* **DATA EXTRACT**:
————————
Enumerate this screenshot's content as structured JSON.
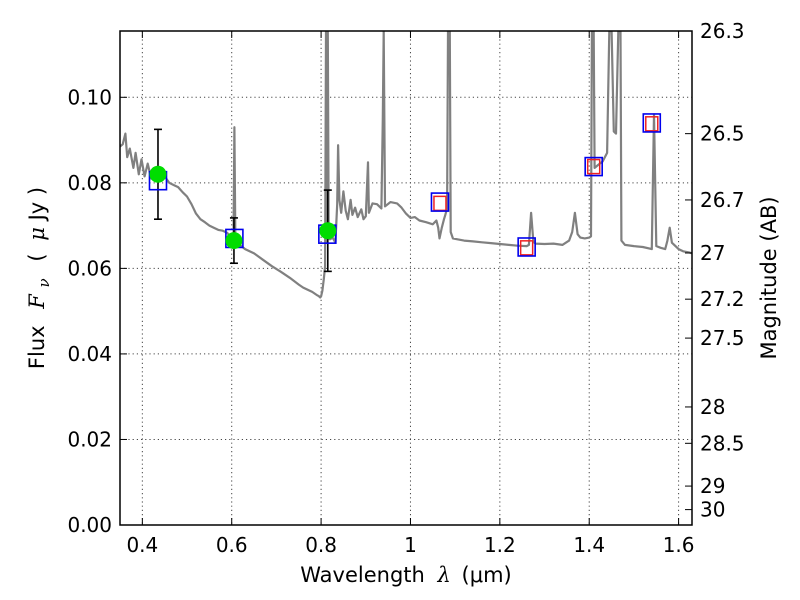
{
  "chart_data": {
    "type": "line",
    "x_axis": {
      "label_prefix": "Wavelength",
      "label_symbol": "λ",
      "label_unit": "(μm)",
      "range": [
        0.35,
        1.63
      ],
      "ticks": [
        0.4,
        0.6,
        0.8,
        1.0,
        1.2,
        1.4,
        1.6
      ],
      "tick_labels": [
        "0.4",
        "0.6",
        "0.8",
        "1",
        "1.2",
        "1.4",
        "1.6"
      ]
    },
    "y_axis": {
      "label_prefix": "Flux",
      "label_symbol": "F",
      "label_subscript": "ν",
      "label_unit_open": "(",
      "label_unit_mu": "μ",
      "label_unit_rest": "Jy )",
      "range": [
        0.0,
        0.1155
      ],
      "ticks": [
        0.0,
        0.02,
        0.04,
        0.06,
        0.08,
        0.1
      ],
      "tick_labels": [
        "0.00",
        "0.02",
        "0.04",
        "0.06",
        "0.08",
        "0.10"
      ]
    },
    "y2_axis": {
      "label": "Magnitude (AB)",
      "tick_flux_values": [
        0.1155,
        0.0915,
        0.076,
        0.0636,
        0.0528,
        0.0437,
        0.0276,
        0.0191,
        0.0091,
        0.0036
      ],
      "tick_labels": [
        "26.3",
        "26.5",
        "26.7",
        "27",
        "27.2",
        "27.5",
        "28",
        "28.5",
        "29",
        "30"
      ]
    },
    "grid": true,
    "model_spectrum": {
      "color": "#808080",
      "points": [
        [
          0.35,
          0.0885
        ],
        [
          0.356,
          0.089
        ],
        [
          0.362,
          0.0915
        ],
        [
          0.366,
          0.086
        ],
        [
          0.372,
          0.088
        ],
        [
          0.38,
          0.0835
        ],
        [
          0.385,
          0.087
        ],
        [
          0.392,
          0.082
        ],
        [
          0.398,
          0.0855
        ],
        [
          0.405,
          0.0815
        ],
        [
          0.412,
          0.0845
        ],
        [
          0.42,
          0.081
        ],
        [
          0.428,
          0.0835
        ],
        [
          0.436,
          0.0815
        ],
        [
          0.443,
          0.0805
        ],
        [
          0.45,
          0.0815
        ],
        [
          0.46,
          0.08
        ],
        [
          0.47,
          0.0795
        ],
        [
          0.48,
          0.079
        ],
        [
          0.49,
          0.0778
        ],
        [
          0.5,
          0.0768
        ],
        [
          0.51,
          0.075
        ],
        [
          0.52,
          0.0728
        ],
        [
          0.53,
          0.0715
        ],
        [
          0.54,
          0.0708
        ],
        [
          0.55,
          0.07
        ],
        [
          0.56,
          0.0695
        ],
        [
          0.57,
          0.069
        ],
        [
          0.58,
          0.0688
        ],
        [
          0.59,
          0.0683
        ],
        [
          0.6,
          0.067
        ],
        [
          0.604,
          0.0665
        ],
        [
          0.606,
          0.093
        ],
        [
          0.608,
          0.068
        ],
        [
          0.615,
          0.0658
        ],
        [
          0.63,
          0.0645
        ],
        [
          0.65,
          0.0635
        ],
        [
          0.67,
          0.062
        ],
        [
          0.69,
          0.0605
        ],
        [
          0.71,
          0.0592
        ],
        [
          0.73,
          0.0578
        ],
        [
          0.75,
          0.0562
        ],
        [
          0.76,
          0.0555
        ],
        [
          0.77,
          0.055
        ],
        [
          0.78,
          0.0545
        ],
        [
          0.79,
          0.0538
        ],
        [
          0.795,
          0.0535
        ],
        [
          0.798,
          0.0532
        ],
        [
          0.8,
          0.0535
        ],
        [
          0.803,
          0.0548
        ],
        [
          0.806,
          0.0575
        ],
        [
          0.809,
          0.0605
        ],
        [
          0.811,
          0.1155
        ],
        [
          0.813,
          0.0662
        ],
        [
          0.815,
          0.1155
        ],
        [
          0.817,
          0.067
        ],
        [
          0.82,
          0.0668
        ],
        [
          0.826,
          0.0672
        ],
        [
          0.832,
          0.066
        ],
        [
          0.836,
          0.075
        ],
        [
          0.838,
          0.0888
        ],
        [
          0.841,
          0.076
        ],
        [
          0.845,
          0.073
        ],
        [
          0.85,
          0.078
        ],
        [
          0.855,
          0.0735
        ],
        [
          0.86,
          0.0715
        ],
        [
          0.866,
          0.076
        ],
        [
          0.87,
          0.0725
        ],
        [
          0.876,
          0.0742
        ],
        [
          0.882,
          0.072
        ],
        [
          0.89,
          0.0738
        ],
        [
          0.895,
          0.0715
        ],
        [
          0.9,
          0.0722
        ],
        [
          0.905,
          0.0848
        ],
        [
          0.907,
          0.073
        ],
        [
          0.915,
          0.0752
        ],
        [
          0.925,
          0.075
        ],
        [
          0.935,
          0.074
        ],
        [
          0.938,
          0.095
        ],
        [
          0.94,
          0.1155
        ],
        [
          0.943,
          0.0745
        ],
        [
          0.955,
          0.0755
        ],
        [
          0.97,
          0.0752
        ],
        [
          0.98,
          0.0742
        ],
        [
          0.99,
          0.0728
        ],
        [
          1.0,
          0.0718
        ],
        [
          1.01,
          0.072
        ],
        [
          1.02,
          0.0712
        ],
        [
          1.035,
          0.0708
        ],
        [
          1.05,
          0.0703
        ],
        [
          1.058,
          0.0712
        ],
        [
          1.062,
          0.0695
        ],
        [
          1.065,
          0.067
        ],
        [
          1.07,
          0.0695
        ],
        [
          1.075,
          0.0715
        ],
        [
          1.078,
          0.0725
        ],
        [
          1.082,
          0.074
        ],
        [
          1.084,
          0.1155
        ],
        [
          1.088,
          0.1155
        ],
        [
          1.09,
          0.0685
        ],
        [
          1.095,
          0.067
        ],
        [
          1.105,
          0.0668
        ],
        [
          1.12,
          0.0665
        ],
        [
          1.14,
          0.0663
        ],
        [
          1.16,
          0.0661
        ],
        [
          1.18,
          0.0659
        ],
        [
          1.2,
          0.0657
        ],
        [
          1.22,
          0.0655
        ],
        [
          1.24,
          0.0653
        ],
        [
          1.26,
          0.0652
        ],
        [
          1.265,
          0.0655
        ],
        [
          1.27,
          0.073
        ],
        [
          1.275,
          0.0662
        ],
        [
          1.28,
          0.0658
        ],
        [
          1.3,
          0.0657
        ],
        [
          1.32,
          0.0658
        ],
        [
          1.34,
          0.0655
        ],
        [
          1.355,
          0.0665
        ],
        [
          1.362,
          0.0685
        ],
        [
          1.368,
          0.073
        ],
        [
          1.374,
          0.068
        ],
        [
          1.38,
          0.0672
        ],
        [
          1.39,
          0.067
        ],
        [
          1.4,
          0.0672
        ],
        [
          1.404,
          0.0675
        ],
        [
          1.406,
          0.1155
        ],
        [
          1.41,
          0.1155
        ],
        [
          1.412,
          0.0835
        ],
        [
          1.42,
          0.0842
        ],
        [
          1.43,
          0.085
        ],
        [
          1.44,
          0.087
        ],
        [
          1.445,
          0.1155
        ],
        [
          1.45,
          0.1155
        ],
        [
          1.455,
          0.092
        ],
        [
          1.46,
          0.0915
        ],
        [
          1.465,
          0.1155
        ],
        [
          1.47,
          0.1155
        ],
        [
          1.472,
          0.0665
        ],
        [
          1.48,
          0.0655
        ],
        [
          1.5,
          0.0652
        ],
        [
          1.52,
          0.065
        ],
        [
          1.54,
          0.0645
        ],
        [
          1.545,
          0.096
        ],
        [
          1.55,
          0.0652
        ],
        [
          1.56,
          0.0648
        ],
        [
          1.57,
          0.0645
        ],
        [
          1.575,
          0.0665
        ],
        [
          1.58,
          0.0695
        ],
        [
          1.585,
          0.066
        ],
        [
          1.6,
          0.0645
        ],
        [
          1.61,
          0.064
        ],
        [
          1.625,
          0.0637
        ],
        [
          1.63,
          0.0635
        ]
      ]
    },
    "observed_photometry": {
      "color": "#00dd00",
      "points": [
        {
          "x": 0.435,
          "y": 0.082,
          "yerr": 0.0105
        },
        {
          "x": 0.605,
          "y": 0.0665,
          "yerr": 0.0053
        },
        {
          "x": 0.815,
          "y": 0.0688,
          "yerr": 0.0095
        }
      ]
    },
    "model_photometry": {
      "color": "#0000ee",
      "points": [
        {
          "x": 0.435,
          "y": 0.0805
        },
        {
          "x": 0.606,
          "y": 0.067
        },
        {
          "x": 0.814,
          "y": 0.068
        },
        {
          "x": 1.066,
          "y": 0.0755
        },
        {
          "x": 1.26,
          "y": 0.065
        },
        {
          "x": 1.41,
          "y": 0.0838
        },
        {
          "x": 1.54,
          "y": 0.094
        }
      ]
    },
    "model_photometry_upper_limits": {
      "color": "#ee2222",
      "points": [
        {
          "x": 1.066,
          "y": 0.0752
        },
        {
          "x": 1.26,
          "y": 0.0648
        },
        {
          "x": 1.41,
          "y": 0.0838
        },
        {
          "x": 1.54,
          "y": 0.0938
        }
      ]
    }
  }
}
————————
* **YOUR TASK**: How many lines of these entries contain the string "color"? Reply with the number alone.

* **EXERCISE RESPONSE**: 4